Rows:

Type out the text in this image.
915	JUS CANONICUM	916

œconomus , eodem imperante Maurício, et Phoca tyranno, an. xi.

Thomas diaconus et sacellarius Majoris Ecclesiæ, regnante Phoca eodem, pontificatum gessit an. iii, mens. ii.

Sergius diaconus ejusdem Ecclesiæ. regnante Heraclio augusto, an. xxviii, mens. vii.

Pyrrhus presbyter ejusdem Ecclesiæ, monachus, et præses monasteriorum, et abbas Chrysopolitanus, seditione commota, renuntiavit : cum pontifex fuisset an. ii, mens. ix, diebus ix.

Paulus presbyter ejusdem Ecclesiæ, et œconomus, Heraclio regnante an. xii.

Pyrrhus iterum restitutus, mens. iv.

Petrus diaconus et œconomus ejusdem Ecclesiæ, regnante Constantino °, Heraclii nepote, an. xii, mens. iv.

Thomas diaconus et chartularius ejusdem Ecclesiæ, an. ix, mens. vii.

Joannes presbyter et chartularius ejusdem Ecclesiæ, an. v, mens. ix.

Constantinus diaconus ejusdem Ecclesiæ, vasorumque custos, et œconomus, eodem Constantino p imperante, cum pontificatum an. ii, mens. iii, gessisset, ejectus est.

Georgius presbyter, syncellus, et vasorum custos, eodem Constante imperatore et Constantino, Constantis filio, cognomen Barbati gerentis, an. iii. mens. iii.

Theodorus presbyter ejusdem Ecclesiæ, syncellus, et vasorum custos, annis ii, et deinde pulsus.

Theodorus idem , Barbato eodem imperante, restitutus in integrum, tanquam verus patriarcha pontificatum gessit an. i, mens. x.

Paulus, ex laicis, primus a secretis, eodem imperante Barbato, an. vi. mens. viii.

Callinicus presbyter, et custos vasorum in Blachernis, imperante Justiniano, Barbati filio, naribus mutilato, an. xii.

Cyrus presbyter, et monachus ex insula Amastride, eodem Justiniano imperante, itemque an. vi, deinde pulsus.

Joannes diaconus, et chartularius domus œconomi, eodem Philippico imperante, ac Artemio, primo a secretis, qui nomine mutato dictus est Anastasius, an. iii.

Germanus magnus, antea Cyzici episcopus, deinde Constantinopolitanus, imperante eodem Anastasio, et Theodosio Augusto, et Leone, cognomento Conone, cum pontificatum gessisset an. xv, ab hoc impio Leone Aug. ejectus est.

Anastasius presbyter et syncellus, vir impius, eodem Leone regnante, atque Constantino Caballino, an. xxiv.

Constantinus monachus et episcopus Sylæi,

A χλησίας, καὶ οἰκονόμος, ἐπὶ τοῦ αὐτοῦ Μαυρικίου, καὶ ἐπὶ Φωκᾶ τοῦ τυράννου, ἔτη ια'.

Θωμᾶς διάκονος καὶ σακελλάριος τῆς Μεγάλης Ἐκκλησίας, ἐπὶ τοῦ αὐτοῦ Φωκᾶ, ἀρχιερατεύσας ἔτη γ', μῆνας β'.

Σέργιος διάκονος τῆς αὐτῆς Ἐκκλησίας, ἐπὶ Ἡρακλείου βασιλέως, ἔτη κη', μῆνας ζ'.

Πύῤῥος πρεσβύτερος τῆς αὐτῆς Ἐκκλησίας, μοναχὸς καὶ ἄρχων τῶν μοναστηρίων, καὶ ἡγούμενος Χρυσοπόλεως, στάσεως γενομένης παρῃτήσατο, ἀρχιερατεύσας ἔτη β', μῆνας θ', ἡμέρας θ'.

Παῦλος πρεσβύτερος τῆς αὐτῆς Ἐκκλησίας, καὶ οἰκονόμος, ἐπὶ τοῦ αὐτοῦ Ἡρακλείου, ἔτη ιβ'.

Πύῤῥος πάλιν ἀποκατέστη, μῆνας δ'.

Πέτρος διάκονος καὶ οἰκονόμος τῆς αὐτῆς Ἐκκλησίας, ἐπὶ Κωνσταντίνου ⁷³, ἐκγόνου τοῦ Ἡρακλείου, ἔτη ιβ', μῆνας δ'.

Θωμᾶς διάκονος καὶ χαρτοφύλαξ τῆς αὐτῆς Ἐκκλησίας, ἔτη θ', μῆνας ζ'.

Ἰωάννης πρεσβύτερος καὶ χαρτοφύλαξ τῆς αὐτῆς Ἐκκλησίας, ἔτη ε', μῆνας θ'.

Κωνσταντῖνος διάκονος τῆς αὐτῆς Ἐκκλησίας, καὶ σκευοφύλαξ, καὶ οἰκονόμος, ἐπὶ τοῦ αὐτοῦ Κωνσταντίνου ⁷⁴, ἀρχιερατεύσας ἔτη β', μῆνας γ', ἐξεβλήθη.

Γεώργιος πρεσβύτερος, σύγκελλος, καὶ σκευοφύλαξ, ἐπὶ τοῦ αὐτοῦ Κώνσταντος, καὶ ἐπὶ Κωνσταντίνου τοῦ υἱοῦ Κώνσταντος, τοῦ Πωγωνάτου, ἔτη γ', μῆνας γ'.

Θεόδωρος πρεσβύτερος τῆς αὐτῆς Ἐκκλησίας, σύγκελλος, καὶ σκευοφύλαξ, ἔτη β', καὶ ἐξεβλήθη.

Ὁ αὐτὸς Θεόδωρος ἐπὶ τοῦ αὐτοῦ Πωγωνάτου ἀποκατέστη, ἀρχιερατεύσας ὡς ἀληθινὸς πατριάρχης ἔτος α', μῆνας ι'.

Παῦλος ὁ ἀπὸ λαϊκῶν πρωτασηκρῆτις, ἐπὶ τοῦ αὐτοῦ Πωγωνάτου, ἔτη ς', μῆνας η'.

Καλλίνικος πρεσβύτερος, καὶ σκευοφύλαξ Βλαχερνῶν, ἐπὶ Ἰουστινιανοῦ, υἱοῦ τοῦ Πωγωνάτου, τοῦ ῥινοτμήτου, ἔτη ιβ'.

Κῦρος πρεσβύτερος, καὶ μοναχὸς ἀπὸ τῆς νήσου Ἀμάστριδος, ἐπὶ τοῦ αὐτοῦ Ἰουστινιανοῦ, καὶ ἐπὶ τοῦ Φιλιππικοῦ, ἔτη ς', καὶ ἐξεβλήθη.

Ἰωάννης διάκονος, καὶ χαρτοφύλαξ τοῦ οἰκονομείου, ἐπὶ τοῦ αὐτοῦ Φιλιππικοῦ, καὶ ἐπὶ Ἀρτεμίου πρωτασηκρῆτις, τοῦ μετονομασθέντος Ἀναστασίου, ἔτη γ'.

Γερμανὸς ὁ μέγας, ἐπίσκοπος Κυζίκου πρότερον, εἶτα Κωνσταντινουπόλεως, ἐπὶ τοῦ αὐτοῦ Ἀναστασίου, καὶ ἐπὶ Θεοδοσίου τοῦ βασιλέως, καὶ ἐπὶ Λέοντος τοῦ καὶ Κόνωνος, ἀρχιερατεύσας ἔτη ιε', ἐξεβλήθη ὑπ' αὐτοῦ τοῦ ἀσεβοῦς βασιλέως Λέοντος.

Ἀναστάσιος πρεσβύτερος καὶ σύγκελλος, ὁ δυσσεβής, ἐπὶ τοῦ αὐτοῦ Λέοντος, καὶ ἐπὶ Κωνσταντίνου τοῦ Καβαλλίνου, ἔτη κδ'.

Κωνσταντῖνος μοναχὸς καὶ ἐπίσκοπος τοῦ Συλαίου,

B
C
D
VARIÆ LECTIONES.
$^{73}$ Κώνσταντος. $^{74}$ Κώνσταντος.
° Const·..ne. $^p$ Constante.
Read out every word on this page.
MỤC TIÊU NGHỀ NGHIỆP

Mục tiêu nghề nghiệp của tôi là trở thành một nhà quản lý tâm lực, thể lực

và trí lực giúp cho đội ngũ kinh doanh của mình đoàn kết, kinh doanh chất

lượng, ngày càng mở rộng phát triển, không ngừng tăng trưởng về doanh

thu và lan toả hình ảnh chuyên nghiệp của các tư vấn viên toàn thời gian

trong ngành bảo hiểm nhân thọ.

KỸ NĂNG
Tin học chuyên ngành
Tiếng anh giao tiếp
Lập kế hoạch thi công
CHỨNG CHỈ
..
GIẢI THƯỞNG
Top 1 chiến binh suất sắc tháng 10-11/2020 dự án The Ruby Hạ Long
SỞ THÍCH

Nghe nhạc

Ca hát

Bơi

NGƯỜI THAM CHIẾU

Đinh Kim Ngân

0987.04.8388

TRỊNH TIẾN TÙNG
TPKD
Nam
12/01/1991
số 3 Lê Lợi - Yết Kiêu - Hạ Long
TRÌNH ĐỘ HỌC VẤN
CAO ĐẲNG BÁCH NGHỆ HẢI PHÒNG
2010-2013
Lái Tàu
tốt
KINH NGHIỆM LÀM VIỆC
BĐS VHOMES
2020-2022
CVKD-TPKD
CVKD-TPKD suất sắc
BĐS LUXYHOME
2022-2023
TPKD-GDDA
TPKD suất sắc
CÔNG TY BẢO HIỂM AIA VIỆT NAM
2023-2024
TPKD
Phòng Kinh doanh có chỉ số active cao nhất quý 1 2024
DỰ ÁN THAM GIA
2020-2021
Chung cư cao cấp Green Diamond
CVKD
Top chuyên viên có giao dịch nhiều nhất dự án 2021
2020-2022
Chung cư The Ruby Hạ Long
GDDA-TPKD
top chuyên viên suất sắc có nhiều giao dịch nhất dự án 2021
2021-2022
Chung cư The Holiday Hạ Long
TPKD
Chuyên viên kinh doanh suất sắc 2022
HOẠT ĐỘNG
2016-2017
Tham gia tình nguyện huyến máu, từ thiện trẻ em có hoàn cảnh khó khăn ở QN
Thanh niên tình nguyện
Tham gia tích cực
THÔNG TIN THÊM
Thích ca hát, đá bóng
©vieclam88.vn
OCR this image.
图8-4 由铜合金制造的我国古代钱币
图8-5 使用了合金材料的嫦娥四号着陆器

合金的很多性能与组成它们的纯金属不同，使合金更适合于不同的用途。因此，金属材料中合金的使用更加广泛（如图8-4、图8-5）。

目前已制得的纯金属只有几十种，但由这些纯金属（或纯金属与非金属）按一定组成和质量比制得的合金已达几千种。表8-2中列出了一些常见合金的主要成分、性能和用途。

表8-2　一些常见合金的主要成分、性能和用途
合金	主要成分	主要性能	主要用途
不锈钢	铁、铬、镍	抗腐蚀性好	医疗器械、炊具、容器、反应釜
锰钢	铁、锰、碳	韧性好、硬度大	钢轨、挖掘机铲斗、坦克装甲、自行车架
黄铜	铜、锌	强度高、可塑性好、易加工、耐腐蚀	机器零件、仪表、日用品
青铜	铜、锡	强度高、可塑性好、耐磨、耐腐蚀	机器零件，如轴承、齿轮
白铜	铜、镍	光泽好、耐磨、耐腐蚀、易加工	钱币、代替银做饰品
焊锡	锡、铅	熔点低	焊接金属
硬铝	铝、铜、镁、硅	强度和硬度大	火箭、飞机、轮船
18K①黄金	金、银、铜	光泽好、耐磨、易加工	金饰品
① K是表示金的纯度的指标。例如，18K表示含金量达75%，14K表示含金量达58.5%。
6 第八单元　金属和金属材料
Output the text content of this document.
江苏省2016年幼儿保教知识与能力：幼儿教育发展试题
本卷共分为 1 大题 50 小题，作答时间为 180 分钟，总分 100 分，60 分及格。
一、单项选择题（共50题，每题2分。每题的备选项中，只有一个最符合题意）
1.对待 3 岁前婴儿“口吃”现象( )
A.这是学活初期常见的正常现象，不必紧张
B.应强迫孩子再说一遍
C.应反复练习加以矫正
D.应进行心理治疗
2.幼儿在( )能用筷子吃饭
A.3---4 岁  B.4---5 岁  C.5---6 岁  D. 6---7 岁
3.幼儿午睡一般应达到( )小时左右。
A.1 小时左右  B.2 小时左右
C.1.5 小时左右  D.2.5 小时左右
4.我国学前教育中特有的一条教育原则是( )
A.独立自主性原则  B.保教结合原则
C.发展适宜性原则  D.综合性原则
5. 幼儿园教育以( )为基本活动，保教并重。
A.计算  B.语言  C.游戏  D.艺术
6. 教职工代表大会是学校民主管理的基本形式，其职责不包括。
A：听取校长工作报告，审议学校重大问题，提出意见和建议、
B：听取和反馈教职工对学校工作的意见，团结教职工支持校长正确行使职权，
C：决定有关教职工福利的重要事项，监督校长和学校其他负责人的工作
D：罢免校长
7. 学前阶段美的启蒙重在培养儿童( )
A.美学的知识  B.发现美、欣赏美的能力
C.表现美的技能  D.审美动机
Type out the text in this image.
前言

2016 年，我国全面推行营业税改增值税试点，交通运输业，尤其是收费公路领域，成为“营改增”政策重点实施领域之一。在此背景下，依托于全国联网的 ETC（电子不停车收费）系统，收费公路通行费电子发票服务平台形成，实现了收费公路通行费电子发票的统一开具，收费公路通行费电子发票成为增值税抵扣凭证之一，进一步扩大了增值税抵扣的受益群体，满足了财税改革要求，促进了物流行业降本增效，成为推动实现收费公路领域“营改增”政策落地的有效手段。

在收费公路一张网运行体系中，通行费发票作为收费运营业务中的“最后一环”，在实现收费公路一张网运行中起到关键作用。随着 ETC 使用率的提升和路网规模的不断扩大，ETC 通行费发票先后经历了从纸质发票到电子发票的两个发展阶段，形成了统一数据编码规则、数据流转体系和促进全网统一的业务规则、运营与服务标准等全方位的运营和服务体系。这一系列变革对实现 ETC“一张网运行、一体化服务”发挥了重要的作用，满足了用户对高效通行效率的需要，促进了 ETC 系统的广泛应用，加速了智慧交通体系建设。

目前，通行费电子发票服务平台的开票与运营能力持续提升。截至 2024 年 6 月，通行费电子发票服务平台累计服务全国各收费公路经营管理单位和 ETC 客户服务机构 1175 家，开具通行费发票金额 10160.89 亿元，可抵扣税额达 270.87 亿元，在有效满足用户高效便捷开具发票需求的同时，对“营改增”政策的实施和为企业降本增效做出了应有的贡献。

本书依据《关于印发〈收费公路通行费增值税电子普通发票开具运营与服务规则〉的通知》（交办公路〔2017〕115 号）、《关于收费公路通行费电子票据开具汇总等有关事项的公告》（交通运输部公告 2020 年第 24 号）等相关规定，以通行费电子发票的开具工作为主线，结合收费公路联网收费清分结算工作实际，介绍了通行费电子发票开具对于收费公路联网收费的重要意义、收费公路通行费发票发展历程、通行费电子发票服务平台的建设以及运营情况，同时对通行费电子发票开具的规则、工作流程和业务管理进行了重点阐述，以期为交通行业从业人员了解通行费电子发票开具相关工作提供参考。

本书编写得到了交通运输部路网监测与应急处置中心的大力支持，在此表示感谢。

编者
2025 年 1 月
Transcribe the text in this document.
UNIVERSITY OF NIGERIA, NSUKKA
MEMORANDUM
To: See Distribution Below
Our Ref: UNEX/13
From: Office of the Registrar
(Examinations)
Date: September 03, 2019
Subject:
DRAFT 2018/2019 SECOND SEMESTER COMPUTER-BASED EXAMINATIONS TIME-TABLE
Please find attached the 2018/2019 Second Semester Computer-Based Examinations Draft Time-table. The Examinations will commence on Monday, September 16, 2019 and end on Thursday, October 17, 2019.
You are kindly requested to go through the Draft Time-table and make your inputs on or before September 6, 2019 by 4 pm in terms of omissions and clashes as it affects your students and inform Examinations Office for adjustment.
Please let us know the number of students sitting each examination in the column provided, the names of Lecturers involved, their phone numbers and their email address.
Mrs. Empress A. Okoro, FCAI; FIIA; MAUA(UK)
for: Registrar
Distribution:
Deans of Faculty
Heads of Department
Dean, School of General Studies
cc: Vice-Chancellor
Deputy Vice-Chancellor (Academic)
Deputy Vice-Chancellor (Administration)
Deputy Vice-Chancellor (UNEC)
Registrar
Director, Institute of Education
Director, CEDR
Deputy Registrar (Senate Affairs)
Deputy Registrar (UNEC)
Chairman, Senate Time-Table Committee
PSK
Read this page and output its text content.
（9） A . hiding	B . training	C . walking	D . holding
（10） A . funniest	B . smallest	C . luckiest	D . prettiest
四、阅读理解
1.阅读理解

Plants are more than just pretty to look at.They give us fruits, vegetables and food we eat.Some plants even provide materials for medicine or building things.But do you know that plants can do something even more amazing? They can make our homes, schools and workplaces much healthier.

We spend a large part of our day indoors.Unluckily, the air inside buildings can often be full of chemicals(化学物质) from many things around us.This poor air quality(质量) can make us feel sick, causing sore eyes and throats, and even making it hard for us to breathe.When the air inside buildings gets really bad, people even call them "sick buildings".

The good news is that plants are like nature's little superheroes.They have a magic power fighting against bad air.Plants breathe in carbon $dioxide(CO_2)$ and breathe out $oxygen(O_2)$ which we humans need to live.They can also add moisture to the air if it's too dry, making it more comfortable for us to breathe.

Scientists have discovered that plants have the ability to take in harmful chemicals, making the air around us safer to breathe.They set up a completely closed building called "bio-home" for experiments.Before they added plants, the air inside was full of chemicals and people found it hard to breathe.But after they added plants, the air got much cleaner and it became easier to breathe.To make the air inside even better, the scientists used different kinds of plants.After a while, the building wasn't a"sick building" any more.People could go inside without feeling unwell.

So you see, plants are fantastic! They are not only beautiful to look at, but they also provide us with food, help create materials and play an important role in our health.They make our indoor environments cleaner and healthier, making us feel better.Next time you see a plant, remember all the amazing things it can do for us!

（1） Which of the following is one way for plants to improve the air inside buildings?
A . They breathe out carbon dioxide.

The request:
Check each line of the data above for the string "ἐπίσκοπος" and report only how many lines have it.

Solution to this problem:
2